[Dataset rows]
::::::::

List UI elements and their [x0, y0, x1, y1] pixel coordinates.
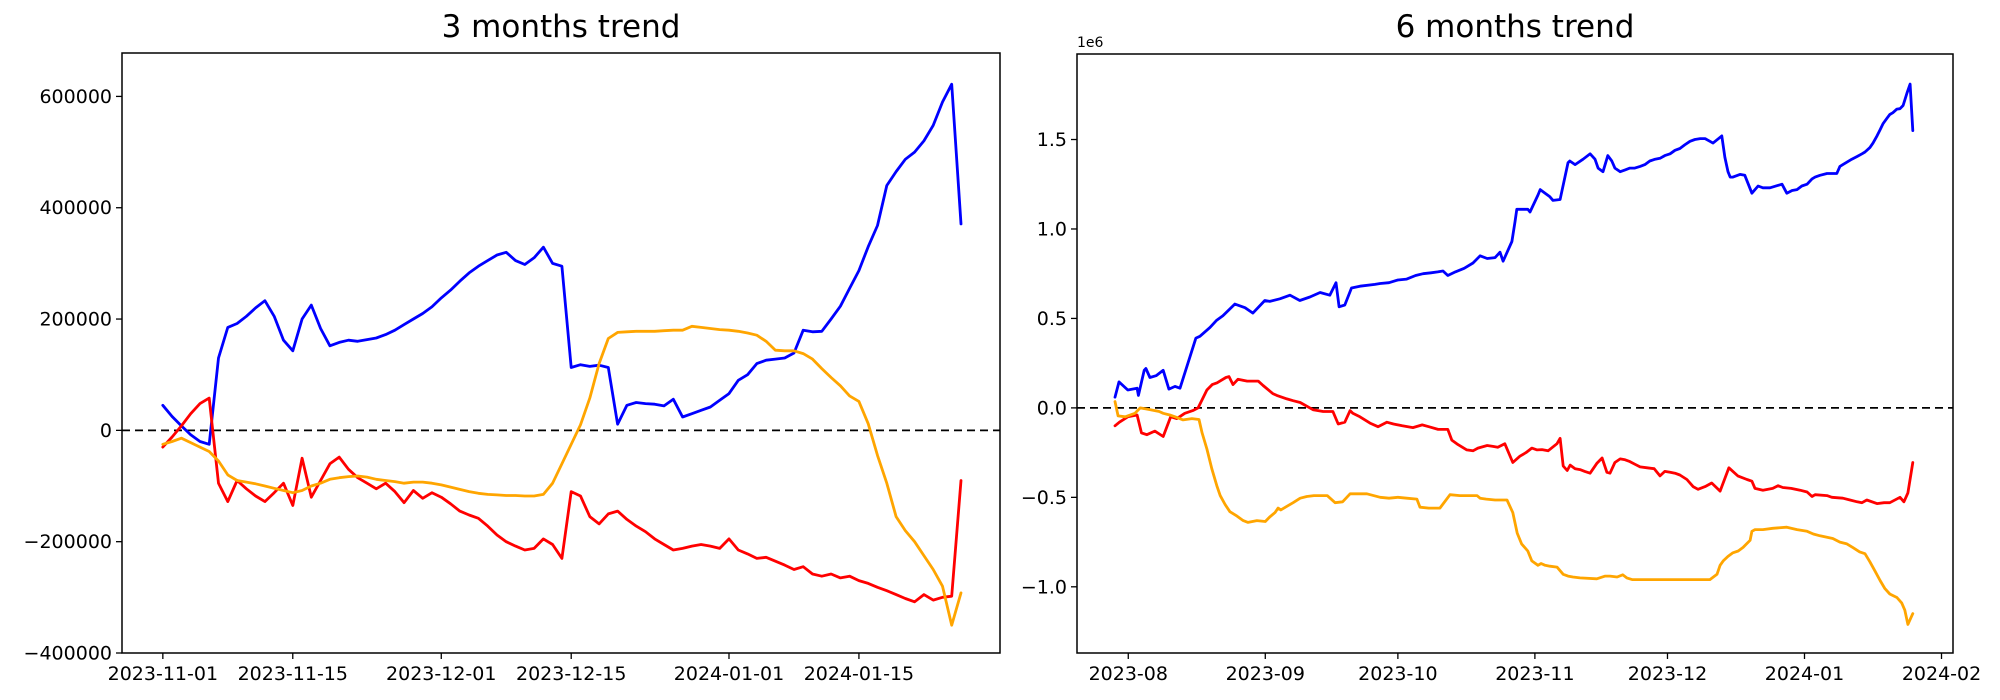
x-tick-label: 2024-01-01: [674, 663, 784, 685]
y-tick-label: 1.5: [1037, 129, 1067, 151]
x-tick-label: 2023-09: [1226, 663, 1305, 685]
series-line-orange: [1113, 400, 1915, 626]
x-tick-label: 2023-12-15: [516, 663, 626, 685]
y-tick-label: 600000: [39, 86, 112, 108]
series-line-orange: [161, 324, 963, 627]
chart-title-3-months-trend: 3 months trend: [441, 9, 681, 45]
x-tick-label: 2023-12-01: [386, 663, 496, 685]
x-tick-label: 2023-12: [1628, 663, 1707, 685]
y-axis-offset-label: 1e6: [1077, 35, 1104, 51]
y-tick-label: 200000: [39, 309, 112, 331]
y-tick-label: 0.0: [1037, 397, 1067, 419]
y-tick-label: −1.0: [1021, 576, 1067, 598]
y-tick-label: 1.0: [1037, 218, 1067, 240]
x-tick-label: 2023-10: [1358, 663, 1437, 685]
axes-spines: [121, 52, 1001, 654]
x-tick-label: 2024-01: [1765, 663, 1844, 685]
x-tick-label: 2024-02: [1902, 663, 1981, 685]
x-tick-label: 2023-11-01: [108, 663, 218, 685]
chart-title-6-months-trend: 6 months trend: [1395, 9, 1635, 45]
axes-spines: [1076, 53, 1954, 654]
y-tick-label: 0.5: [1037, 308, 1067, 330]
y-tick-label: −200000: [24, 531, 112, 553]
x-tick-label: 2023-11-15: [238, 663, 348, 685]
series-line-blue: [1113, 82, 1915, 399]
series-line-blue: [161, 82, 963, 446]
chart-1: 1.5 1.0 0.5 0.0 −0.5 −1.0 2023-08 2023-09 2023-1…: [1021, 35, 1981, 685]
x-tick-label: 2023-11: [1495, 663, 1574, 685]
series-line-red: [1113, 375, 1915, 506]
y-tick-label: −0.5: [1021, 487, 1067, 509]
chart-0: 6000004000002000000−200000−4000002023-11…: [24, 52, 1001, 685]
x-tick-label: 2023-08: [1089, 663, 1168, 685]
x-tick-label: 2024-01-15: [804, 663, 914, 685]
y-tick-label: 0: [100, 420, 112, 442]
y-tick-label: 400000: [39, 197, 112, 219]
y-tick-label: −400000: [24, 643, 112, 665]
series-line-red: [161, 396, 963, 604]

::::::::

Aim: Return every line of the material above without any changes, leaving out the pictures.

Output of the exercise:
List UI elements and their [x0, y0, x1, y1] pixel coordinates.
x-tick-label: 2024-01-01: [674, 663, 784, 685]
y-tick-label: 1.5: [1037, 129, 1067, 151]
x-tick-label: 2023-09: [1226, 663, 1305, 685]
series-line-orange: [1113, 400, 1915, 626]
x-tick-label: 2023-12-15: [516, 663, 626, 685]
y-tick-label: 600000: [39, 86, 112, 108]
series-line-orange: [161, 324, 963, 627]
chart-title-3-months-trend: 3 months trend: [441, 9, 681, 45]
x-tick-label: 2023-12-01: [386, 663, 496, 685]
x-tick-label: 2023-12: [1628, 663, 1707, 685]
y-axis-offset-label: 1e6: [1077, 35, 1104, 51]
y-tick-label: 200000: [39, 309, 112, 331]
y-tick-label: 0.0: [1037, 397, 1067, 419]
y-tick-label: −1.0: [1021, 576, 1067, 598]
y-tick-label: 1.0: [1037, 218, 1067, 240]
x-tick-label: 2023-10: [1358, 663, 1437, 685]
axes-spines: [121, 52, 1001, 654]
x-tick-label: 2024-01: [1765, 663, 1844, 685]
x-tick-label: 2024-02: [1902, 663, 1981, 685]
x-tick-label: 2023-11-01: [108, 663, 218, 685]
chart-title-6-months-trend: 6 months trend: [1395, 9, 1635, 45]
axes-spines: [1076, 53, 1954, 654]
y-tick-label: 0.5: [1037, 308, 1067, 330]
y-tick-label: −200000: [24, 531, 112, 553]
x-tick-label: 2023-11-15: [238, 663, 348, 685]
series-line-blue: [1113, 82, 1915, 399]
series-line-blue: [161, 82, 963, 446]
chart-1: 1.5 1.0 0.5 0.0 −0.5 −1.0 2023-08 2023-09 2023-1…: [1021, 35, 1981, 685]
x-tick-label: 2023-11: [1495, 663, 1574, 685]
series-line-red: [1113, 375, 1915, 506]
y-tick-label: −0.5: [1021, 487, 1067, 509]
chart-0: 6000004000002000000−200000−4000002023-11…: [24, 52, 1001, 685]
x-tick-label: 2023-08: [1089, 663, 1168, 685]
x-tick-label: 2024-01-15: [804, 663, 914, 685]
y-tick-label: 0: [100, 420, 112, 442]
y-tick-label: 400000: [39, 197, 112, 219]
y-tick-label: −400000: [24, 643, 112, 665]
series-line-red: [161, 396, 963, 604]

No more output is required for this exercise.